>> begin AVAILABLE RECORDS
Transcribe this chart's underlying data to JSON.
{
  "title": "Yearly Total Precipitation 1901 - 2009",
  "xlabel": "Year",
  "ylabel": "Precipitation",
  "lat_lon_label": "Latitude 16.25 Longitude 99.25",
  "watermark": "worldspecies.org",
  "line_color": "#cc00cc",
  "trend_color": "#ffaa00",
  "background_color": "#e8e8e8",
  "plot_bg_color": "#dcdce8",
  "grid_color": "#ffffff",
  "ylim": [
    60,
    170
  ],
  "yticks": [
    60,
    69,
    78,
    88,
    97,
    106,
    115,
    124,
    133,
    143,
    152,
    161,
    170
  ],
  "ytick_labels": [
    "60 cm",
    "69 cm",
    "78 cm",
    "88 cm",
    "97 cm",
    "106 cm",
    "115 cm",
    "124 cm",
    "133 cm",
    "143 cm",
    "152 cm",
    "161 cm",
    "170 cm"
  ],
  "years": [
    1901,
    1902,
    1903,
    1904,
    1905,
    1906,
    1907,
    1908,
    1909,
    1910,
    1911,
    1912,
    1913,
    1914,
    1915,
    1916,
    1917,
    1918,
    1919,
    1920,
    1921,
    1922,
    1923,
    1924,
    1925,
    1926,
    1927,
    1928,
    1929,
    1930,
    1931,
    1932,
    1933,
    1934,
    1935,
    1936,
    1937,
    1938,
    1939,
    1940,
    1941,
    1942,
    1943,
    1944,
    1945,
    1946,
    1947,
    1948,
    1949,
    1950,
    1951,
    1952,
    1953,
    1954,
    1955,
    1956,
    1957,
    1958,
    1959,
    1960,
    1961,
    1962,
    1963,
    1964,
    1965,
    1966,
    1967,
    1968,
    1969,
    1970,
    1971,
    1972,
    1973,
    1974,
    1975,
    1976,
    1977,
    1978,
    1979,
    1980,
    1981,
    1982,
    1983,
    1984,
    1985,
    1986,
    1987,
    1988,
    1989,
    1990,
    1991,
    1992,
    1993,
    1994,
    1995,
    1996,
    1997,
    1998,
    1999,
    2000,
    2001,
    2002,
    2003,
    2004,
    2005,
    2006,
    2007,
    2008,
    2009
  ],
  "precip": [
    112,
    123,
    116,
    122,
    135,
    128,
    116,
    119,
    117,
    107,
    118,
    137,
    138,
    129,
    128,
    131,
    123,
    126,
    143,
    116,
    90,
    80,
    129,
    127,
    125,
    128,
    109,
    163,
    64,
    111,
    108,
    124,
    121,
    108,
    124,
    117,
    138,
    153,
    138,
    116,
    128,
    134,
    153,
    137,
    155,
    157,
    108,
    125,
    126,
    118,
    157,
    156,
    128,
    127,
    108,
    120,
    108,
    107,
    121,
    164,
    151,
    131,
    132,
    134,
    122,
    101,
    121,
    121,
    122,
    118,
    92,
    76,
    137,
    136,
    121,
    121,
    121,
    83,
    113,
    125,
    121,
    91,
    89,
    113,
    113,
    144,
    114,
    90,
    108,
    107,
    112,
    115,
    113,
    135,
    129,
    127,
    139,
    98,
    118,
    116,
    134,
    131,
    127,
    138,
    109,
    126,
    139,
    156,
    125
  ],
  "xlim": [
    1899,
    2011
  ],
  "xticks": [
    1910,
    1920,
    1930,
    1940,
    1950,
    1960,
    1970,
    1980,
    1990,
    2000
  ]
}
>> end AVAILABLE RECORDS
REQUEST: Go through the records above and set each one down exactly, please.

RESULT OF THIS EXERCISE:
Transcribe this chart's underlying data to JSON.
{
  "title": "Yearly Total Precipitation 1901 - 2009",
  "xlabel": "Year",
  "ylabel": "Precipitation",
  "lat_lon_label": "Latitude 16.25 Longitude 99.25",
  "watermark": "worldspecies.org",
  "line_color": "#cc00cc",
  "trend_color": "#ffaa00",
  "background_color": "#e8e8e8",
  "plot_bg_color": "#dcdce8",
  "grid_color": "#ffffff",
  "ylim": [
    60,
    170
  ],
  "yticks": [
    60,
    69,
    78,
    88,
    97,
    106,
    115,
    124,
    133,
    143,
    152,
    161,
    170
  ],
  "ytick_labels": [
    "60 cm",
    "69 cm",
    "78 cm",
    "88 cm",
    "97 cm",
    "106 cm",
    "115 cm",
    "124 cm",
    "133 cm",
    "143 cm",
    "152 cm",
    "161 cm",
    "170 cm"
  ],
  "years": [
    1901,
    1902,
    1903,
    1904,
    1905,
    1906,
    1907,
    1908,
    1909,
    1910,
    1911,
    1912,
    1913,
    1914,
    1915,
    1916,
    1917,
    1918,
    1919,
    1920,
    1921,
    1922,
    1923,
    1924,
    1925,
    1926,
    1927,
    1928,
    1929,
    1930,
    1931,
    1932,
    1933,
    1934,
    1935,
    1936,
    1937,
    1938,
    1939,
    1940,
    1941,
    1942,
    1943,
    1944,
    1945,
    1946,
    1947,
    1948,
    1949,
    1950,
    1951,
    1952,
    1953,
    1954,
    1955,
    1956,
    1957,
    1958,
    1959,
    1960,
    1961,
    1962,
    1963,
    1964,
    1965,
    1966,
    1967,
    1968,
    1969,
    1970,
    1971,
    1972,
    1973,
    1974,
    1975,
    1976,
    1977,
    1978,
    1979,
    1980,
    1981,
    1982,
    1983,
    1984,
    1985,
    1986,
    1987,
    1988,
    1989,
    1990,
    1991,
    1992,
    1993,
    1994,
    1995,
    1996,
    1997,
    1998,
    1999,
    2000,
    2001,
    2002,
    2003,
    2004,
    2005,
    2006,
    2007,
    2008,
    2009
  ],
  "precip": [
    112,
    123,
    116,
    122,
    135,
    128,
    116,
    119,
    117,
    107,
    118,
    137,
    138,
    129,
    128,
    131,
    123,
    126,
    143,
    116,
    90,
    80,
    129,
    127,
    125,
    128,
    109,
    163,
    64,
    111,
    108,
    124,
    121,
    108,
    124,
    117,
    138,
    153,
    138,
    116,
    128,
    134,
    153,
    137,
    155,
    157,
    108,
    125,
    126,
    118,
    157,
    156,
    128,
    127,
    108,
    120,
    108,
    107,
    121,
    164,
    151,
    131,
    132,
    134,
    122,
    101,
    121,
    121,
    122,
    118,
    92,
    76,
    137,
    136,
    121,
    121,
    121,
    83,
    113,
    125,
    121,
    91,
    89,
    113,
    113,
    144,
    114,
    90,
    108,
    107,
    112,
    115,
    113,
    135,
    129,
    127,
    139,
    98,
    118,
    116,
    134,
    131,
    127,
    138,
    109,
    126,
    139,
    156,
    125
  ],
  "xlim": [
    1899,
    2011
  ],
  "xticks": [
    1910,
    1920,
    1930,
    1940,
    1950,
    1960,
    1970,
    1980,
    1990,
    2000
  ]
}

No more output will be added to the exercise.